Task objective »
Transcribe the entries exactly; images are not part of the copy.

[START]

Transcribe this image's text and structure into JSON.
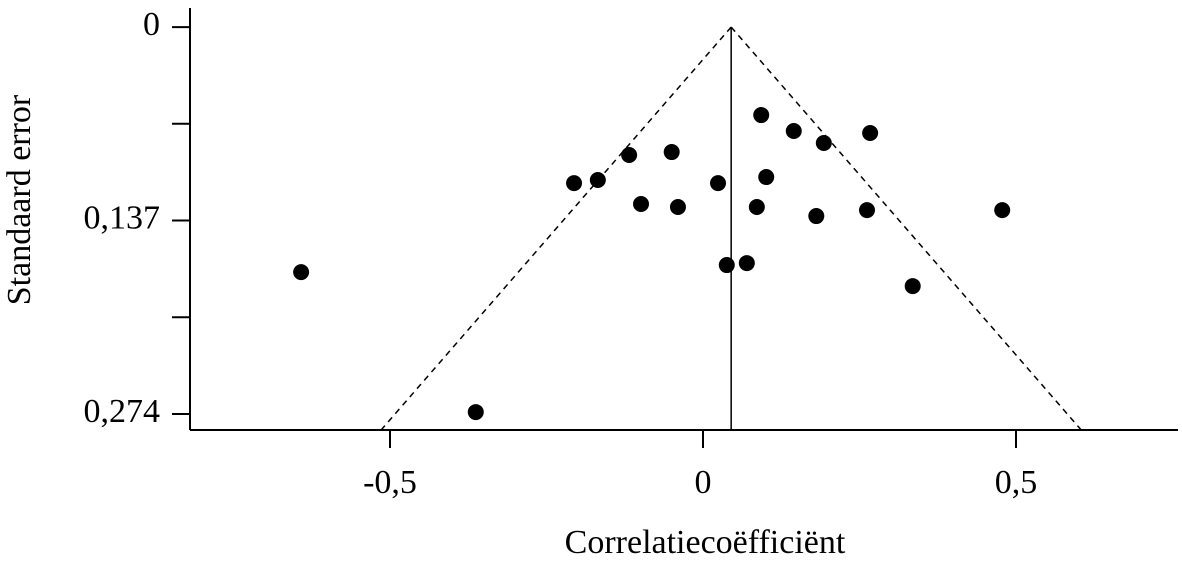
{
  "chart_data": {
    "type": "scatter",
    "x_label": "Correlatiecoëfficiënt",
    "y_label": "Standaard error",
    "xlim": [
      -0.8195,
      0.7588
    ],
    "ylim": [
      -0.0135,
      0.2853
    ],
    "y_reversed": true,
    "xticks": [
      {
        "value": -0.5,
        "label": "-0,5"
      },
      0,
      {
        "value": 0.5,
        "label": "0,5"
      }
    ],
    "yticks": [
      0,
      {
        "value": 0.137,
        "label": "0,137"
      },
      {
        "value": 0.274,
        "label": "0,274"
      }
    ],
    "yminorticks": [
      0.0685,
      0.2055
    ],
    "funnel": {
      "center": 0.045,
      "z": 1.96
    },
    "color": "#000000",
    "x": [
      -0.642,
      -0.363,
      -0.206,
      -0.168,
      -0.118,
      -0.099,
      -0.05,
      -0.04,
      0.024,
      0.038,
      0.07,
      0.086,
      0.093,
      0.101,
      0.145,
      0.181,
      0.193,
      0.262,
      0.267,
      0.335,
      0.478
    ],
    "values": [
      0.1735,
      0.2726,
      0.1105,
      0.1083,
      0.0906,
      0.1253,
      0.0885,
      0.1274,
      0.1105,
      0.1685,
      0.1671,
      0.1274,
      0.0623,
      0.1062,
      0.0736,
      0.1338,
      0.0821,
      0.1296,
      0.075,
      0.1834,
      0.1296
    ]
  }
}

[END]

Expected answer »
Transcribe this image's text and structure into JSON.
{
  "chart_data": {
    "type": "scatter",
    "x_label": "Correlatiecoëfficiënt",
    "y_label": "Standaard error",
    "xlim": [
      -0.8195,
      0.7588
    ],
    "ylim": [
      -0.0135,
      0.2853
    ],
    "y_reversed": true,
    "xticks": [
      {
        "value": -0.5,
        "label": "-0,5"
      },
      0,
      {
        "value": 0.5,
        "label": "0,5"
      }
    ],
    "yticks": [
      0,
      {
        "value": 0.137,
        "label": "0,137"
      },
      {
        "value": 0.274,
        "label": "0,274"
      }
    ],
    "yminorticks": [
      0.0685,
      0.2055
    ],
    "funnel": {
      "center": 0.045,
      "z": 1.96
    },
    "color": "#000000",
    "x": [
      -0.642,
      -0.363,
      -0.206,
      -0.168,
      -0.118,
      -0.099,
      -0.05,
      -0.04,
      0.024,
      0.038,
      0.07,
      0.086,
      0.093,
      0.101,
      0.145,
      0.181,
      0.193,
      0.262,
      0.267,
      0.335,
      0.478
    ],
    "values": [
      0.1735,
      0.2726,
      0.1105,
      0.1083,
      0.0906,
      0.1253,
      0.0885,
      0.1274,
      0.1105,
      0.1685,
      0.1671,
      0.1274,
      0.0623,
      0.1062,
      0.0736,
      0.1338,
      0.0821,
      0.1296,
      0.075,
      0.1834,
      0.1296
    ]
  }
}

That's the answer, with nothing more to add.